→ **TO DO**: Can you copy out the data exactly? Leave the images out.

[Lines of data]

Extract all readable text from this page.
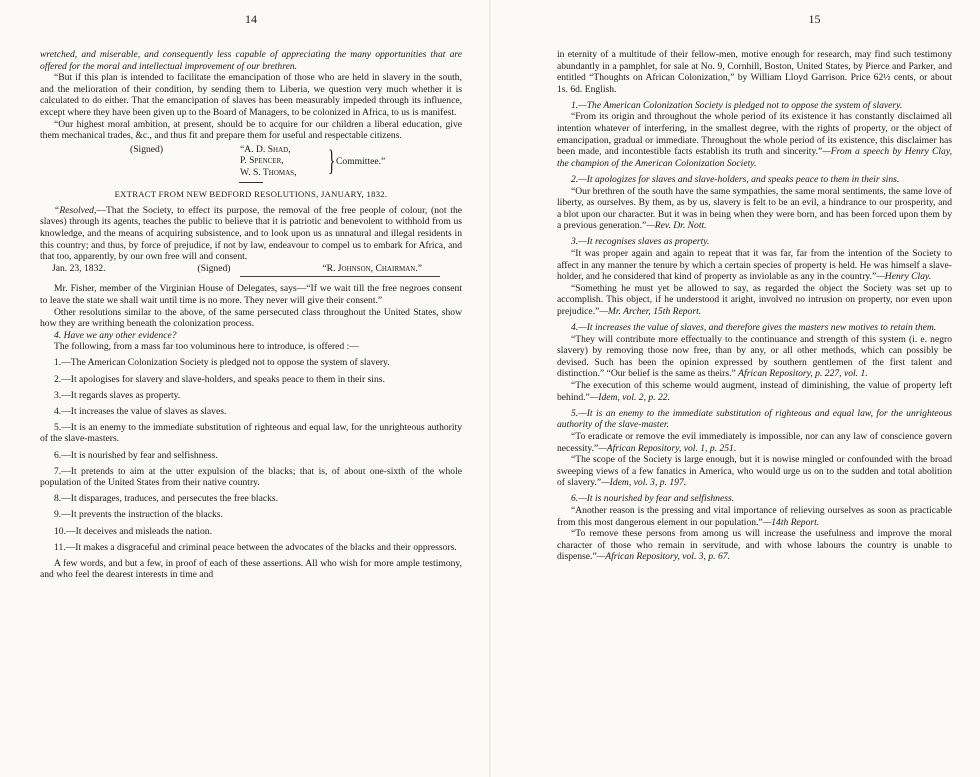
14

wretched, and miserable, and consequently less capable of appreciating the many opportunities that are offered for the moral and intellectual improvement of our brethren.

“But if this plan is intended to facilitate the emancipation of those who are held in slavery in the south, and the melioration of their condition, by sending them to Liberia, we question very much whether it is calculated to do either. That the emancipation of slaves has been measurably impeded through its influence, except where they have been given up to the Board of Managers, to be colonized in Africa, to us is manifest.

“Our highest moral ambition, at present, should be to acquire for our children a liberal education, give them mechanical trades, &c., and thus fit and prepare them for useful and respectable citizens.

(Signed)	“A. D. Shad,
P. Spencer,
W. S. Thomas, } Committee.”

EXTRACT FROM NEW BEDFORD RESOLUTIONS, JANUARY, 1832.

“Resolved,—That the Society, to effect its purpose, the removal of the free people of colour, (not the slaves) through its agents, teaches the public to believe that it is patriotic and benevolent to withhold from us knowledge, and the means of acquiring subsistence, and to look upon us as unnatural and illegal residents in this country; and thus, by force of prejudice, if not by law, endeavour to compel us to embark for Africa, and that too, apparently, by our own free will and consent.

Jan. 23, 1832.	(Signed)	“R. Johnson, Chairman.”

Mr. Fisher, member of the Virginian House of Delegates, says—“If we wait till the free negroes consent to leave the state we shall wait until time is no more. They never will give their consent.”

Other resolutions similar to the above, of the same persecuted class throughout the United States, show how they are writhing beneath the colonization process.

4. Have we any other evidence?

The following, from a mass far too voluminous here to introduce, is offered :—

1.—The American Colonization Society is pledged not to oppose the system of slavery.

2.—It apologises for slavery and slave-holders, and speaks peace to them in their sins.

3.—It regards slaves as property.

4.—It increases the value of slaves as slaves.

5.—It is an enemy to the immediate substitution of righteous and equal law, for the unrighteous authority of the slave-masters.

6.—It is nourished by fear and selfishness.

7.—It pretends to aim at the utter expulsion of the blacks; that is, of about one-sixth of the whole population of the United States from their native country.

8.—It disparages, traduces, and persecutes the free blacks.

9.—It prevents the instruction of the blacks.

10.—It deceives and misleads the nation.

11.—It makes a disgraceful and criminal peace between the advocates of the blacks and their oppressors.

A few words, and but a few, in proof of each of these assertions. All who wish for more ample testimony, and who feel the dearest interests in time and

15

in eternity of a multitude of their fellow-men, motive enough for research, may find such testimony abundantly in a pamphlet, for sale at No. 9, Cornhill, Boston, United States, by Pierce and Parker, and entitled “Thoughts on African Colonization,” by William Lloyd Garrison. Price 62½ cents, or about 1s. 6d. English.

1.—The American Colonization Society is pledged not to oppose the system of slavery.

“From its origin and throughout the whole period of its existence it has constantly disclaimed all intention whatever of interfering, in the smallest degree, with the rights of property, or the object of emancipation, gradual or immediate. Throughout the whole period of its existence, this disclaimer has been made, and incontestible facts establish its truth and sincerity.”—From a speech by Henry Clay, the champion of the American Colonization Society.

2.—It apologizes for slaves and slave-holders, and speaks peace to them in their sins.

“Our brethren of the south have the same sympathies, the same moral sentiments, the same love of liberty, as ourselves. By them, as by us, slavery is felt to be an evil, a hindrance to our prosperity, and a blot upon our character. But it was in being when they were born, and has been forced upon them by a previous generation.”—Rev. Dr. Nott.

3.—It recognises slaves as property.

“It was proper again and again to repeat that it was far, far from the intention of the Society to affect in any manner the tenure by which a certain species of property is held. He was himself a slave-holder, and he considered that kind of property as inviolable as any in the country.”—Henry Clay.

“Something he must yet be allowed to say, as regarded the object the Society was set up to accomplish. This object, if he understood it aright, involved no intrusion on property, nor even upon prejudice.”—Mr. Archer, 15th Report.

4.—It increases the value of slaves, and therefore gives the masters new motives to retain them.

“They will contribute more effectually to the continuance and strength of this system (i. e. negro slavery) by removing those now free, than by any, or all other methods, which can possibly be devised. Such has been the opinion expressed by southern gentlemen of the first talent and distinction.” “Our belief is the same as theirs.” African Repository, p. 227, vol. 1.

“The execution of this scheme would augment, instead of diminishing, the value of property left behind.”—Idem, vol. 2, p. 22.

5.—It is an enemy to the immediate substitution of righteous and equal law, for the unrighteous authority of the slave-master.

“To eradicate or remove the evil immediately is impossible, nor can any law of conscience govern necessity.”—African Repository, vol. 1, p. 251.

“The scope of the Society is large enough, but it is nowise mingled or confounded with the broad sweeping views of a few fanatics in America, who would urge us on to the sudden and total abolition of slavery.”—Idem, vol. 3, p. 197.

6.—It is nourished by fear and selfishness.

“Another reason is the pressing and vital importance of relieving ourselves as soon as practicable from this most dangerous element in our population.”—14th Report.

“To remove these persons from among us will increase the usefulness and improve the moral character of those who remain in servitude, and with whose labours the country is unable to dispense.”—African Repository, vol. 3, p. 67.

→ **SOLVED EXERCISE**:
Extract all readable text from this page.
14

wretched, and miserable, and consequently less capable of appreciating the many opportunities that are offered for the moral and intellectual improvement of our brethren.

“But if this plan is intended to facilitate the emancipation of those who are held in slavery in the south, and the melioration of their condition, by sending them to Liberia, we question very much whether it is calculated to do either. That the emancipation of slaves has been measurably impeded through its influence, except where they have been given up to the Board of Managers, to be colonized in Africa, to us is manifest.

“Our highest moral ambition, at present, should be to acquire for our children a liberal education, give them mechanical trades, &c., and thus fit and prepare them for useful and respectable citizens.

(Signed)	“A. D. Shad,
P. Spencer,
W. S. Thomas, } Committee.”

EXTRACT FROM NEW BEDFORD RESOLUTIONS, JANUARY, 1832.

“Resolved,—That the Society, to effect its purpose, the removal of the free people of colour, (not the slaves) through its agents, teaches the public to believe that it is patriotic and benevolent to withhold from us knowledge, and the means of acquiring subsistence, and to look upon us as unnatural and illegal residents in this country; and thus, by force of prejudice, if not by law, endeavour to compel us to embark for Africa, and that too, apparently, by our own free will and consent.

Jan. 23, 1832.	(Signed)	“R. Johnson, Chairman.”

Mr. Fisher, member of the Virginian House of Delegates, says—“If we wait till the free negroes consent to leave the state we shall wait until time is no more. They never will give their consent.”

Other resolutions similar to the above, of the same persecuted class throughout the United States, show how they are writhing beneath the colonization process.

4. Have we any other evidence?

The following, from a mass far too voluminous here to introduce, is offered :—

1.—The American Colonization Society is pledged not to oppose the system of slavery.

2.—It apologises for slavery and slave-holders, and speaks peace to them in their sins.

3.—It regards slaves as property.

4.—It increases the value of slaves as slaves.

5.—It is an enemy to the immediate substitution of righteous and equal law, for the unrighteous authority of the slave-masters.

6.—It is nourished by fear and selfishness.

7.—It pretends to aim at the utter expulsion of the blacks; that is, of about one-sixth of the whole population of the United States from their native country.

8.—It disparages, traduces, and persecutes the free blacks.

9.—It prevents the instruction of the blacks.

10.—It deceives and misleads the nation.

11.—It makes a disgraceful and criminal peace between the advocates of the blacks and their oppressors.

A few words, and but a few, in proof of each of these assertions. All who wish for more ample testimony, and who feel the dearest interests in time and

15

in eternity of a multitude of their fellow-men, motive enough for research, may find such testimony abundantly in a pamphlet, for sale at No. 9, Cornhill, Boston, United States, by Pierce and Parker, and entitled “Thoughts on African Colonization,” by William Lloyd Garrison. Price 62½ cents, or about 1s. 6d. English.

1.—The American Colonization Society is pledged not to oppose the system of slavery.

“From its origin and throughout the whole period of its existence it has constantly disclaimed all intention whatever of interfering, in the smallest degree, with the rights of property, or the object of emancipation, gradual or immediate. Throughout the whole period of its existence, this disclaimer has been made, and incontestible facts establish its truth and sincerity.”—From a speech by Henry Clay, the champion of the American Colonization Society.

2.—It apologizes for slaves and slave-holders, and speaks peace to them in their sins.

“Our brethren of the south have the same sympathies, the same moral sentiments, the same love of liberty, as ourselves. By them, as by us, slavery is felt to be an evil, a hindrance to our prosperity, and a blot upon our character. But it was in being when they were born, and has been forced upon them by a previous generation.”—Rev. Dr. Nott.

3.—It recognises slaves as property.

“It was proper again and again to repeat that it was far, far from the intention of the Society to affect in any manner the tenure by which a certain species of property is held. He was himself a slave-holder, and he considered that kind of property as inviolable as any in the country.”—Henry Clay.

“Something he must yet be allowed to say, as regarded the object the Society was set up to accomplish. This object, if he understood it aright, involved no intrusion on property, nor even upon prejudice.”—Mr. Archer, 15th Report.

4.—It increases the value of slaves, and therefore gives the masters new motives to retain them.

“They will contribute more effectually to the continuance and strength of this system (i. e. negro slavery) by removing those now free, than by any, or all other methods, which can possibly be devised. Such has been the opinion expressed by southern gentlemen of the first talent and distinction.” “Our belief is the same as theirs.” African Repository, p. 227, vol. 1.

“The execution of this scheme would augment, instead of diminishing, the value of property left behind.”—Idem, vol. 2, p. 22.

5.—It is an enemy to the immediate substitution of righteous and equal law, for the unrighteous authority of the slave-master.

“To eradicate or remove the evil immediately is impossible, nor can any law of conscience govern necessity.”—African Repository, vol. 1, p. 251.

“The scope of the Society is large enough, but it is nowise mingled or confounded with the broad sweeping views of a few fanatics in America, who would urge us on to the sudden and total abolition of slavery.”—Idem, vol. 3, p. 197.

6.—It is nourished by fear and selfishness.

“Another reason is the pressing and vital importance of relieving ourselves as soon as practicable from this most dangerous element in our population.”—14th Report.

“To remove these persons from among us will increase the usefulness and improve the moral character of those who remain in servitude, and with whose labours the country is unable to dispense.”—African Repository, vol. 3, p. 67.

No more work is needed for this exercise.